# Set exercise:
How many lines in the entries below contain the string "office"? Reply with the number alone.

━━━━━━

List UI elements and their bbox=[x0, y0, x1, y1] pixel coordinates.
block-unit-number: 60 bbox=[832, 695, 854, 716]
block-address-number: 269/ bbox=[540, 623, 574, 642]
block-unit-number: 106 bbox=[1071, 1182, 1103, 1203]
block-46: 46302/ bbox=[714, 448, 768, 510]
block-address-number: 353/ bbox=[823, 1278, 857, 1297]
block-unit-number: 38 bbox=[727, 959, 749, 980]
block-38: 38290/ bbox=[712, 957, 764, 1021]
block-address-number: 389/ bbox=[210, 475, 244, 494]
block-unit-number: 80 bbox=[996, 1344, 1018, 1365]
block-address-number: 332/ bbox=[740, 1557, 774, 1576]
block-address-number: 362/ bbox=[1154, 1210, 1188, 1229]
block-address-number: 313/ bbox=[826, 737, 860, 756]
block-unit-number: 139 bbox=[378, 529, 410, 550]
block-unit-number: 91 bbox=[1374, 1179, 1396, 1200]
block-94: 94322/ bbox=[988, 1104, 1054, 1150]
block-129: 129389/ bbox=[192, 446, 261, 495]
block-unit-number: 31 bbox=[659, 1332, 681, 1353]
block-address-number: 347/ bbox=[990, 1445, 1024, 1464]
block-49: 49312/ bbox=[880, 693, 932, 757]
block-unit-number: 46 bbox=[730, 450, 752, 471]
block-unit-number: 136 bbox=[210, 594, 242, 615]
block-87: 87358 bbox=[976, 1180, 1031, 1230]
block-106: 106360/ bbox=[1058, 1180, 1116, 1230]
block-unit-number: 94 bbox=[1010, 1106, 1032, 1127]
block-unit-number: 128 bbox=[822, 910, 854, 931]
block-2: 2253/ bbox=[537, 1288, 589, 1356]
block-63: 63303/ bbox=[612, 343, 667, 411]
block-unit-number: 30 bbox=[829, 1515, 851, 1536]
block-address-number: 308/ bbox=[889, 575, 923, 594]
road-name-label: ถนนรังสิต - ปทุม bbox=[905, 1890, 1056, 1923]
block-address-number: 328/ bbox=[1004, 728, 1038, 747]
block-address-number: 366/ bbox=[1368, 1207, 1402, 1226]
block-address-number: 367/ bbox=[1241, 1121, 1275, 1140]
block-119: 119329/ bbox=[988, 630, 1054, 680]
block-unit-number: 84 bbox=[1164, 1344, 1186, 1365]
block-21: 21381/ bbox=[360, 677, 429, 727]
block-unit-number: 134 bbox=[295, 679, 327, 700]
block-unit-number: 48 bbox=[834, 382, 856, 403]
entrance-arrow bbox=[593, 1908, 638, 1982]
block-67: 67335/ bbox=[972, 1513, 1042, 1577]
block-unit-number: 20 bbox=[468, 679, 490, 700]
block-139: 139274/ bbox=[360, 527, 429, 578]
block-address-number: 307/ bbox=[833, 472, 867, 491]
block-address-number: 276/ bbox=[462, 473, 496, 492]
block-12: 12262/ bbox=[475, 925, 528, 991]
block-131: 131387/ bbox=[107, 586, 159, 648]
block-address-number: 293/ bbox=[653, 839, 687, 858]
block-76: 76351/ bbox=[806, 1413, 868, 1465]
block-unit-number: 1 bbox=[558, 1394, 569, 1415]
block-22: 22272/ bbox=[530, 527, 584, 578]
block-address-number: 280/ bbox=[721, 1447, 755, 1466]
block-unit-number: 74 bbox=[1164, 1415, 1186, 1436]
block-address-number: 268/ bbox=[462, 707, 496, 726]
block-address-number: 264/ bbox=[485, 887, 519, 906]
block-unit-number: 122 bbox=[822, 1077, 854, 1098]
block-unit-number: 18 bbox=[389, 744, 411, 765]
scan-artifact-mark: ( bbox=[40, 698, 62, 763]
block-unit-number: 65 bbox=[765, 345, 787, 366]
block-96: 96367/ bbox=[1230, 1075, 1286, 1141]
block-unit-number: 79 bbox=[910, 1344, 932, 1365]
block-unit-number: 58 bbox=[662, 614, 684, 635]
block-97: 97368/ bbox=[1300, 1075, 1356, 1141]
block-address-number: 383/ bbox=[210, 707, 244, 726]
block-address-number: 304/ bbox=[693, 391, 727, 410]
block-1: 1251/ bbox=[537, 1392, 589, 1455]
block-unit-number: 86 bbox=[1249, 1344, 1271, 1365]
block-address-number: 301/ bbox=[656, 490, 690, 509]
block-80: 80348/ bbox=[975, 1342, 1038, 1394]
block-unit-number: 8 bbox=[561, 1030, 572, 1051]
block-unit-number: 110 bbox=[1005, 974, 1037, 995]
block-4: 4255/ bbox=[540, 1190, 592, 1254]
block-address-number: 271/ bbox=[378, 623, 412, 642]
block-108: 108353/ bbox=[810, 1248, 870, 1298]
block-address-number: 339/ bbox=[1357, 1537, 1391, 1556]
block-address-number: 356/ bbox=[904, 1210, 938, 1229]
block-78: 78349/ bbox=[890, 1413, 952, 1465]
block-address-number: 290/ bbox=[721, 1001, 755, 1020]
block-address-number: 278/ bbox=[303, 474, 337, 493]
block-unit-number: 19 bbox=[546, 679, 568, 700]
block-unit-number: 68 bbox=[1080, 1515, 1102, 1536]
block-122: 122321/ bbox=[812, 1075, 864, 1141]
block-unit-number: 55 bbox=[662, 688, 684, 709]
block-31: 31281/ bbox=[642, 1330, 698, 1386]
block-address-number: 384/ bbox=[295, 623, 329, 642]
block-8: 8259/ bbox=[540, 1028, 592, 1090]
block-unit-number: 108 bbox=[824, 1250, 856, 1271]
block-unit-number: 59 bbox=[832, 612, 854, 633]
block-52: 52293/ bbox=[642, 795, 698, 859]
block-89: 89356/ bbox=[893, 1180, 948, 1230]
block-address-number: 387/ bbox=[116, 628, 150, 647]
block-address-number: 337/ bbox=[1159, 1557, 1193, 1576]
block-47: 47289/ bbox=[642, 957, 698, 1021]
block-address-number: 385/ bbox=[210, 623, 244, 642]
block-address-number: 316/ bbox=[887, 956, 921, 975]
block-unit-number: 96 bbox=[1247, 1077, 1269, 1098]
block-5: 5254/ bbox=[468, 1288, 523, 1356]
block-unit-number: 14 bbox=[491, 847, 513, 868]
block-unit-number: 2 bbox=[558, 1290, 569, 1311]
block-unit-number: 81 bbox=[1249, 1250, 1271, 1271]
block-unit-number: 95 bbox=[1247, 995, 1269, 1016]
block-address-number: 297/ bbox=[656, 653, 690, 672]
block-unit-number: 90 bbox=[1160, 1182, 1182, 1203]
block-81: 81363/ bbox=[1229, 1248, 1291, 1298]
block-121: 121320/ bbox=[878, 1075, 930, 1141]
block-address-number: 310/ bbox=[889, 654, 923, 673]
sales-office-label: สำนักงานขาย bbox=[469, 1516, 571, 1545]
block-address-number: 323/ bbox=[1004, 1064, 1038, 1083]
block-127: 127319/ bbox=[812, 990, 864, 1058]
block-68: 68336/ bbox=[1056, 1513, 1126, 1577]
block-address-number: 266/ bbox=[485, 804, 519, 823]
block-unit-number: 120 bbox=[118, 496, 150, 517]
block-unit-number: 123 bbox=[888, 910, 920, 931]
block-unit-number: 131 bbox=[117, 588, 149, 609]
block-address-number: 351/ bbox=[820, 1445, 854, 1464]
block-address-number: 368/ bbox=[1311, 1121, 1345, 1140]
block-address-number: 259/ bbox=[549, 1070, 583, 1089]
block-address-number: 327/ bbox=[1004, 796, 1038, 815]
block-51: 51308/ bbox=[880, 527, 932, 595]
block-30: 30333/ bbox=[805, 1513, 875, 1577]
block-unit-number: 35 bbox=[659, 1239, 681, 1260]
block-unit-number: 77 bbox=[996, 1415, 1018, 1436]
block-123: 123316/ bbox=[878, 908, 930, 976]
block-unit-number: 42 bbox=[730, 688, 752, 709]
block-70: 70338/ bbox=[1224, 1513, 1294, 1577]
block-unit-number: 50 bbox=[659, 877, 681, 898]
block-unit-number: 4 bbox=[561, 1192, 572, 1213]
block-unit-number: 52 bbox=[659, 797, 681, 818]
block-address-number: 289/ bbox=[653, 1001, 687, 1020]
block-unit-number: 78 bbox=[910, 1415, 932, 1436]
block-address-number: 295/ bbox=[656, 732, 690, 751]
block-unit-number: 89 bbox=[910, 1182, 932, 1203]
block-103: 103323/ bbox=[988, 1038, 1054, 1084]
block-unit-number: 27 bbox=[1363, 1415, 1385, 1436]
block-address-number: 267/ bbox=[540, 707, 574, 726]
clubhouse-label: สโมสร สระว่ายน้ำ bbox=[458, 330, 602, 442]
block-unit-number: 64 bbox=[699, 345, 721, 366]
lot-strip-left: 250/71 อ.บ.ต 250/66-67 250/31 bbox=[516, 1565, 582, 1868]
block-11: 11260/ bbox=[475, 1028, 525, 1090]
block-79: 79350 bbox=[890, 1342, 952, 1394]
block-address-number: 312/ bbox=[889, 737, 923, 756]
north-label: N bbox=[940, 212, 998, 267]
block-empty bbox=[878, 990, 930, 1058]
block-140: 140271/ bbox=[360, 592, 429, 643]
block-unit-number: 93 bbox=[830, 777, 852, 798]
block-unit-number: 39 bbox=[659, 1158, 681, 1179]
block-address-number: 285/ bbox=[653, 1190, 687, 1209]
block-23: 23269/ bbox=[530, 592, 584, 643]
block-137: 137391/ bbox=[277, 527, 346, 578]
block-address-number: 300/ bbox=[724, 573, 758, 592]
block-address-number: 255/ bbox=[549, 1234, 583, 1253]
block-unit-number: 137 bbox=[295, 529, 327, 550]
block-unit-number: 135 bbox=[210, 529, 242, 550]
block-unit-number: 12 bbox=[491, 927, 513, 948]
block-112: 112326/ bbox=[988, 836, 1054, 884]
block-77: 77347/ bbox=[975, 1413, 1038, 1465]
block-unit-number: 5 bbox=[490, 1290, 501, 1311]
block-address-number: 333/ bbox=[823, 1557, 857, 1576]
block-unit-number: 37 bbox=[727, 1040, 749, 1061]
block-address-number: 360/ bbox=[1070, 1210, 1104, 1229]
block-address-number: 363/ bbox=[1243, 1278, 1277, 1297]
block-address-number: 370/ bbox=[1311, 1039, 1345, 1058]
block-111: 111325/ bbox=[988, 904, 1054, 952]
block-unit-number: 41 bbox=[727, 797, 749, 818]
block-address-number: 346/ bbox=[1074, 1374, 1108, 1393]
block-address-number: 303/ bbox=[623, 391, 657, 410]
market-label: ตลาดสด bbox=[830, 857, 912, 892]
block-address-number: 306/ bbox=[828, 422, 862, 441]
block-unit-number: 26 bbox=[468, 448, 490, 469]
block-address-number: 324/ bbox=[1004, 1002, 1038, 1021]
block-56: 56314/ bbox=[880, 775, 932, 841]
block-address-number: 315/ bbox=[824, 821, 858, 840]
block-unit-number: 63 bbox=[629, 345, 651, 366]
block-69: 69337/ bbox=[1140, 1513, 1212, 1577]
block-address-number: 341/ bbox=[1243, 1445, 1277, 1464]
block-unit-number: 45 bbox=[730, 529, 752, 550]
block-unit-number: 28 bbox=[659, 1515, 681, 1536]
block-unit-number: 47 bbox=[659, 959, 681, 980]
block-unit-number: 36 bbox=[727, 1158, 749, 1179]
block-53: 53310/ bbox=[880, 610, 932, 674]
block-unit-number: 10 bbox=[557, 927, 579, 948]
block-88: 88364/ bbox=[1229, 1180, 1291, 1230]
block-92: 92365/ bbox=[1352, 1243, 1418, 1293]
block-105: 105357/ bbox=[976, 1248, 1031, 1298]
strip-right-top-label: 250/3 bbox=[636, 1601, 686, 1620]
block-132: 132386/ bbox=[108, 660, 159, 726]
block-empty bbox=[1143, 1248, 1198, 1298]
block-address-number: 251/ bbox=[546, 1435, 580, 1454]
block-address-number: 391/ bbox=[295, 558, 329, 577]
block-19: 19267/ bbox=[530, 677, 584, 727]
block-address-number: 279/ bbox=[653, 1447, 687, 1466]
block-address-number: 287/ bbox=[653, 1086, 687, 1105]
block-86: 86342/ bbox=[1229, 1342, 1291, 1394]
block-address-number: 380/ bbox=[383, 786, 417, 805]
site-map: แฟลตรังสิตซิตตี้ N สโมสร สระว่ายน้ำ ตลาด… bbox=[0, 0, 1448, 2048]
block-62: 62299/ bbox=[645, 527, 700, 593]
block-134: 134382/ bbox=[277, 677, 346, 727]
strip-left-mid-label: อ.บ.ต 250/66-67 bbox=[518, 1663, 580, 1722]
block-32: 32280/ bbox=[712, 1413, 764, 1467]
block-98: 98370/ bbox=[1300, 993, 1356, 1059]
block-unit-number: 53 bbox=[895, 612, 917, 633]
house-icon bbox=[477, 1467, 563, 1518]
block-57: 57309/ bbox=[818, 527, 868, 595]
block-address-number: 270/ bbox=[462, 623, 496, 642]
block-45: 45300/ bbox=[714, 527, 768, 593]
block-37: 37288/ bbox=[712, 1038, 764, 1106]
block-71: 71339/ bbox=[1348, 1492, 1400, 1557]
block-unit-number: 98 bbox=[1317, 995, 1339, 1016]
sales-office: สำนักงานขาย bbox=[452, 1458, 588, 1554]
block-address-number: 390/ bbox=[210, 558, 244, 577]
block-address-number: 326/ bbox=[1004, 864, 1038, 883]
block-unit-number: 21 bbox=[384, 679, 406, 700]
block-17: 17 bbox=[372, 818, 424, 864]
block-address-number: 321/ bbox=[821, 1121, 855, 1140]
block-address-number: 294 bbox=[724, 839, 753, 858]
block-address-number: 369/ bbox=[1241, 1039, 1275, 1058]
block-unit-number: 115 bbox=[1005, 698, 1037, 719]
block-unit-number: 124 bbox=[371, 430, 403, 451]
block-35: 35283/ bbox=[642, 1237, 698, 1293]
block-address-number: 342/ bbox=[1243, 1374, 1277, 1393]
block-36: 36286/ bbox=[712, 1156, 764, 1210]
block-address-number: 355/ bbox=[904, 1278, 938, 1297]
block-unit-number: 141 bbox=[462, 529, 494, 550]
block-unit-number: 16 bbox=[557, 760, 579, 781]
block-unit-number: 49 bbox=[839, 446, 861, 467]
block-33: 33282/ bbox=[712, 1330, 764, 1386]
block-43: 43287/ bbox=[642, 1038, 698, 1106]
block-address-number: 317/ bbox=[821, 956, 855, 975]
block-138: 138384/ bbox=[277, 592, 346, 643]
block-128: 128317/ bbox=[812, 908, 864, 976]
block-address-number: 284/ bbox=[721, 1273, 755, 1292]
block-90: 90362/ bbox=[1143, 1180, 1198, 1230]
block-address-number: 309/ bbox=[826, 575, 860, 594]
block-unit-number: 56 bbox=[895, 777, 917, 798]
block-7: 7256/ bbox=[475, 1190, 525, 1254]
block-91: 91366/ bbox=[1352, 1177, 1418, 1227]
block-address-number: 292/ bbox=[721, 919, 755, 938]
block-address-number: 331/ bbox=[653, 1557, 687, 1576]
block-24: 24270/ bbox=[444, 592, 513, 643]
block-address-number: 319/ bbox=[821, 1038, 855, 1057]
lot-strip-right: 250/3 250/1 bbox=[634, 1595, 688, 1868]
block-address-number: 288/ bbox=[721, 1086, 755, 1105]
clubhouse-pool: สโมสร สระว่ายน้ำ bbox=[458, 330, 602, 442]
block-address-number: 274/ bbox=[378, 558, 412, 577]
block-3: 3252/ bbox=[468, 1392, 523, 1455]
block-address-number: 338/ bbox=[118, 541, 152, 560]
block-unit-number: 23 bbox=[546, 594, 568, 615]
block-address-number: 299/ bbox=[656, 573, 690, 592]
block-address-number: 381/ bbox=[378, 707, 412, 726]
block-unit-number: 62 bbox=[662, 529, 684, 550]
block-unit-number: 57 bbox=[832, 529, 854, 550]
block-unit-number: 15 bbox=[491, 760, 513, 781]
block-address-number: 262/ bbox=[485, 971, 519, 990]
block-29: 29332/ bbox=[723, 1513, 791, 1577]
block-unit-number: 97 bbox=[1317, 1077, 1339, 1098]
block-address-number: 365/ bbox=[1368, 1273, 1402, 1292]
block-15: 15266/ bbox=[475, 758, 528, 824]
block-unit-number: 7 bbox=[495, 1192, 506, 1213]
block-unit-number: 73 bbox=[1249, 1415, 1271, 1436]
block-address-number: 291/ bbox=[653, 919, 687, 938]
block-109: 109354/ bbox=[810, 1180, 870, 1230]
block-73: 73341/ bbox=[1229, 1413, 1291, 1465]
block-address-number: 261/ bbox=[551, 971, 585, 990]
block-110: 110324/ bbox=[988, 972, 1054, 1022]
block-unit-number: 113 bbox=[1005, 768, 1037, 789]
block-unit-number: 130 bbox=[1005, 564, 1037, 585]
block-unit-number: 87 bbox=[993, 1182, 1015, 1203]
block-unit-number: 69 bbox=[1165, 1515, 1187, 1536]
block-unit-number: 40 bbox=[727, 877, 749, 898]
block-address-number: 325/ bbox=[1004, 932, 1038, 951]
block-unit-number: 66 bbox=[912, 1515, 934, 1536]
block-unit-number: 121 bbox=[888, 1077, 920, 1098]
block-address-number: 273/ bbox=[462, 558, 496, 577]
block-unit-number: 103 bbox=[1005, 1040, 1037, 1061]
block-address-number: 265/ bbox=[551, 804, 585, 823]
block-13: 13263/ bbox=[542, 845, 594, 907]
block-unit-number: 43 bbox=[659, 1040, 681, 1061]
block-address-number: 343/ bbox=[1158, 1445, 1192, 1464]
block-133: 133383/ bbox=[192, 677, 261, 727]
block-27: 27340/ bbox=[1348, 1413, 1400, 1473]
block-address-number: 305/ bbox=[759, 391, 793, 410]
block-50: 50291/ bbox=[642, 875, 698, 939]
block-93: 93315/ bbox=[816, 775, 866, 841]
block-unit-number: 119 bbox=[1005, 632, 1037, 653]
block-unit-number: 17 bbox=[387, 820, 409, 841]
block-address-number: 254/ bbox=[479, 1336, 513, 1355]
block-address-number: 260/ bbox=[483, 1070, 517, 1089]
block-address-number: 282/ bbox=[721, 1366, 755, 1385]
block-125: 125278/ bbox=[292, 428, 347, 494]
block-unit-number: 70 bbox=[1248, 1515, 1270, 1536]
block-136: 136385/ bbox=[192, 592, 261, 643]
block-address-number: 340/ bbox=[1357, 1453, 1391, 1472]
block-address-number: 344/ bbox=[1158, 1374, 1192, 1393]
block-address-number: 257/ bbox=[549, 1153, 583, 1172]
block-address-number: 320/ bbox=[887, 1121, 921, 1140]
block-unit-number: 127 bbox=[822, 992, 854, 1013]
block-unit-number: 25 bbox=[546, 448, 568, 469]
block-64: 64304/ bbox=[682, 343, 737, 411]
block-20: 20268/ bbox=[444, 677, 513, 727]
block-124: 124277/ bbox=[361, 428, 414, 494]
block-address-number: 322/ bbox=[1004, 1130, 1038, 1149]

━━━━━━

# Response:
2